++++ INFORMATION SHOWN ++++
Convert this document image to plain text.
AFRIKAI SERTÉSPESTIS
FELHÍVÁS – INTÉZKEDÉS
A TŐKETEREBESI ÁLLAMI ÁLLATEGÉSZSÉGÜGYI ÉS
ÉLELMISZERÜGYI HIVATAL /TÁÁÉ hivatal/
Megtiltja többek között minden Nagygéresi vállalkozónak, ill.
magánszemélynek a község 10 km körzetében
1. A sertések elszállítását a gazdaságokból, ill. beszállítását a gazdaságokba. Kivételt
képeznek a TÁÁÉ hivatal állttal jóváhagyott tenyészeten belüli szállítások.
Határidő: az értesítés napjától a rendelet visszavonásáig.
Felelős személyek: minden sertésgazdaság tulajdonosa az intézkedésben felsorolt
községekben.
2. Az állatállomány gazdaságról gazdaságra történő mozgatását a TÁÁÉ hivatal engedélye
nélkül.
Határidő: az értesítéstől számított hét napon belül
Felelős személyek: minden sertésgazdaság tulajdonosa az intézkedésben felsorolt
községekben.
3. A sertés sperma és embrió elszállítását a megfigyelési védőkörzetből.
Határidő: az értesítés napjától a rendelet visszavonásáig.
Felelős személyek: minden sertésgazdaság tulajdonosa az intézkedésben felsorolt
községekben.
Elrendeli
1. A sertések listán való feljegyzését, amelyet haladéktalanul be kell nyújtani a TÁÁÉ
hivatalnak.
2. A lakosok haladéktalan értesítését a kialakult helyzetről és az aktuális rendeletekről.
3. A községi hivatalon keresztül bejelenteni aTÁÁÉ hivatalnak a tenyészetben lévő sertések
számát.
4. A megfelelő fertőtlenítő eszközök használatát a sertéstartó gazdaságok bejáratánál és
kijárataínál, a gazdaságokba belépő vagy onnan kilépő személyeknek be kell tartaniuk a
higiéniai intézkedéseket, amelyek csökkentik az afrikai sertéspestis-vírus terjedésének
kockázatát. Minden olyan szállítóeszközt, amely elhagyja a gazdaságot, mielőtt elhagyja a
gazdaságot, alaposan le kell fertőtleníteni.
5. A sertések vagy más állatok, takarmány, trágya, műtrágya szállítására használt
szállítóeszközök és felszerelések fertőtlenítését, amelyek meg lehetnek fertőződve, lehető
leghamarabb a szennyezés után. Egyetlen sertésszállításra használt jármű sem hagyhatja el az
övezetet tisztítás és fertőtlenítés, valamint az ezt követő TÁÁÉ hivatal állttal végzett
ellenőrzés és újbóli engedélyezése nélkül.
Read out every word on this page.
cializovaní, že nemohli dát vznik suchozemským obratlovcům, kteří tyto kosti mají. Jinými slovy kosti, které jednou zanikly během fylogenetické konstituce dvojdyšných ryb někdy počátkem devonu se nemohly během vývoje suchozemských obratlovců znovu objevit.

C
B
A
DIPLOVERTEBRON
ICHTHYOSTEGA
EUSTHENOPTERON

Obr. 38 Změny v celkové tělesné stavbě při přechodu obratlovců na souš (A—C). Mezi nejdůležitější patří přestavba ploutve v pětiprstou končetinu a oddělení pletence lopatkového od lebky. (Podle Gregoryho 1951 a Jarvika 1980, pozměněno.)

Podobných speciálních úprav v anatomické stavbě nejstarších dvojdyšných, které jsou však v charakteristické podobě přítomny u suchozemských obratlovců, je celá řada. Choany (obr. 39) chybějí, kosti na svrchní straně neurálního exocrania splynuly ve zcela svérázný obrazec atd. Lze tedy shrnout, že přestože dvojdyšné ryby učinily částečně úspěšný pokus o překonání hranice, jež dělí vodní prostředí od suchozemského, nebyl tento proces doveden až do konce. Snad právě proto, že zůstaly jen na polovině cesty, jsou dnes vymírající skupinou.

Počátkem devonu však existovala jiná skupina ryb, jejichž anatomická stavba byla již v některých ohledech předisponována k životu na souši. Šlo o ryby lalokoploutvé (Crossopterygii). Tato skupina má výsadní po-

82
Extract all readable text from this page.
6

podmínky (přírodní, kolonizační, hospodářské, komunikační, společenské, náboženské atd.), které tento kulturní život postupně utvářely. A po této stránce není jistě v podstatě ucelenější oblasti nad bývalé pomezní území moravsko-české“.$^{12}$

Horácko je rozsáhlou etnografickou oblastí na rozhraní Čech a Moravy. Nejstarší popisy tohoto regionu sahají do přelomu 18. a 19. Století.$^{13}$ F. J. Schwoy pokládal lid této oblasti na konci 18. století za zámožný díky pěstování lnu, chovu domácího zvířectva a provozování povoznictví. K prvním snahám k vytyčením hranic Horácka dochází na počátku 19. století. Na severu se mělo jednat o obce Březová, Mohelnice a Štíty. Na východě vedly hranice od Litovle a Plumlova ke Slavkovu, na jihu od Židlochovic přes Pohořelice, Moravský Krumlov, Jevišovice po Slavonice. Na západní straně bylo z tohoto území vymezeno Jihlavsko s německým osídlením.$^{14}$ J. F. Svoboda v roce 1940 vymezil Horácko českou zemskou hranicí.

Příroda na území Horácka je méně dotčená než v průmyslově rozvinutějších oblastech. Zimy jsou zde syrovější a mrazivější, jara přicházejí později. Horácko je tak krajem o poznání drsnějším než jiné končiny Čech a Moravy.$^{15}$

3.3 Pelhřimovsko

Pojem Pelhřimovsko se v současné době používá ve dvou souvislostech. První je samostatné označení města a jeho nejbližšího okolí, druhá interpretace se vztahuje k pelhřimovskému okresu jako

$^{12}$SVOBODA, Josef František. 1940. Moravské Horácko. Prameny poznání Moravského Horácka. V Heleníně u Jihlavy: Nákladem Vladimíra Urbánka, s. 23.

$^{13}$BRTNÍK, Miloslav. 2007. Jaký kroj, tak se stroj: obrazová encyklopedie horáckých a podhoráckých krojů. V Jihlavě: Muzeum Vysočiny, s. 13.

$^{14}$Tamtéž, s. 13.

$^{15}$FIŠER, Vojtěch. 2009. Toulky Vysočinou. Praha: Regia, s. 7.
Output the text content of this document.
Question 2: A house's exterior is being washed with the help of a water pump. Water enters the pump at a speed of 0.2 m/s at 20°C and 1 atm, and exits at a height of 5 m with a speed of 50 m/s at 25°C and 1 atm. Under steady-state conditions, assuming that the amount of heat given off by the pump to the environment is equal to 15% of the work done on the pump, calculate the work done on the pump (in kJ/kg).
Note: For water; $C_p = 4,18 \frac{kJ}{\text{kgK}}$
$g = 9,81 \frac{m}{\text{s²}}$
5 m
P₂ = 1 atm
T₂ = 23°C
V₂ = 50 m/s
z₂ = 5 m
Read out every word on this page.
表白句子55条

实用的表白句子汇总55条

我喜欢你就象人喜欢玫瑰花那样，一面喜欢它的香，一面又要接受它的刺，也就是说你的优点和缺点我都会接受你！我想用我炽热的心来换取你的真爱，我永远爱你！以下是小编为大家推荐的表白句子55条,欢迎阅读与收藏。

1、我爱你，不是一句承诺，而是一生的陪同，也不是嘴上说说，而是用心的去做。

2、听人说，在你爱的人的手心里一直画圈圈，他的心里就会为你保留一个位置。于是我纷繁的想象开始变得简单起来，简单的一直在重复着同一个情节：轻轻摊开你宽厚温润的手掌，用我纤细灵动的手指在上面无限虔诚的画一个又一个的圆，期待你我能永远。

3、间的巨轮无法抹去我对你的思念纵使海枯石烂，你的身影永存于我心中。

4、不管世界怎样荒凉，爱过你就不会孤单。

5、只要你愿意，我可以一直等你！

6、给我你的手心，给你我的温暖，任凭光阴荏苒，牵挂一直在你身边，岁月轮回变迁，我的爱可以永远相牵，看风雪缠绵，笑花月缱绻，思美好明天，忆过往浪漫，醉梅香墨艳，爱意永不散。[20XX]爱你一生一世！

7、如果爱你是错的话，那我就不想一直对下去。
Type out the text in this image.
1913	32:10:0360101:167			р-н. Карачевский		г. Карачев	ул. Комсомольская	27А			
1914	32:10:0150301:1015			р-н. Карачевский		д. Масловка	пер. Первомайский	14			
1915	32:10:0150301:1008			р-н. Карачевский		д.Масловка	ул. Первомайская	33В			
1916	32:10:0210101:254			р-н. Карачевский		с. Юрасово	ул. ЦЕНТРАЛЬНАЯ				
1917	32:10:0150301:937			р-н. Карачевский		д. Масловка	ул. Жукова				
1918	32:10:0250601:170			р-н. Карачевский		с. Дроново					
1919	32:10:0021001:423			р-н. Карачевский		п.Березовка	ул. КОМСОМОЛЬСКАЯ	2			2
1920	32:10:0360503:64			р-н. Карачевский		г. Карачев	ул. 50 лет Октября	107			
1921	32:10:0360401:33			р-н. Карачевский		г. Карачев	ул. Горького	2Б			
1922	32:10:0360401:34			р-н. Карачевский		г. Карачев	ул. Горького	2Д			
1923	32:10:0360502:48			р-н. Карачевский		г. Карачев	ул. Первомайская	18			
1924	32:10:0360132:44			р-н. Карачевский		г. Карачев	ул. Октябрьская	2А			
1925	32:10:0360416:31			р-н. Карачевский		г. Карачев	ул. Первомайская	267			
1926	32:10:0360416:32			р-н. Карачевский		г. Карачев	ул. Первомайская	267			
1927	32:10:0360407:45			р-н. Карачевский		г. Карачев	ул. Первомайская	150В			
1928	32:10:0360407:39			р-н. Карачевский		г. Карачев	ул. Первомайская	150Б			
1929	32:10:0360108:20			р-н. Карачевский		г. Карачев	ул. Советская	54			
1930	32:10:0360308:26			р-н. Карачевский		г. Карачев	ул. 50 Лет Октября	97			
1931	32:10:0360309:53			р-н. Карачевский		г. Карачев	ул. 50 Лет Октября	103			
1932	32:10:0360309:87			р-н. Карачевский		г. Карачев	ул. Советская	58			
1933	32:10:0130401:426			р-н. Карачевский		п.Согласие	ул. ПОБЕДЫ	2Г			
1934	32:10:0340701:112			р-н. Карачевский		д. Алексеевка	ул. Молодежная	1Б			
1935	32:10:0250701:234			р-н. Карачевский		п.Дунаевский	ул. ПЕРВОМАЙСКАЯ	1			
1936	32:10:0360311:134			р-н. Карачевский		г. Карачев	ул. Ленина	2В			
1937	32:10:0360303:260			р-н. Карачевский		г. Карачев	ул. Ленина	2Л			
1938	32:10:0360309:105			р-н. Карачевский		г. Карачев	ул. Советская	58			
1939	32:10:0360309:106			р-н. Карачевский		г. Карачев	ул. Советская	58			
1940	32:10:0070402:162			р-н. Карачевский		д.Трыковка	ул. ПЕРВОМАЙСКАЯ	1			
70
++++
WORK REQUIRED :: Compute the number of lines above that contain the string "tento". Reply with that value only.

REPLY TO THE TASK :: 2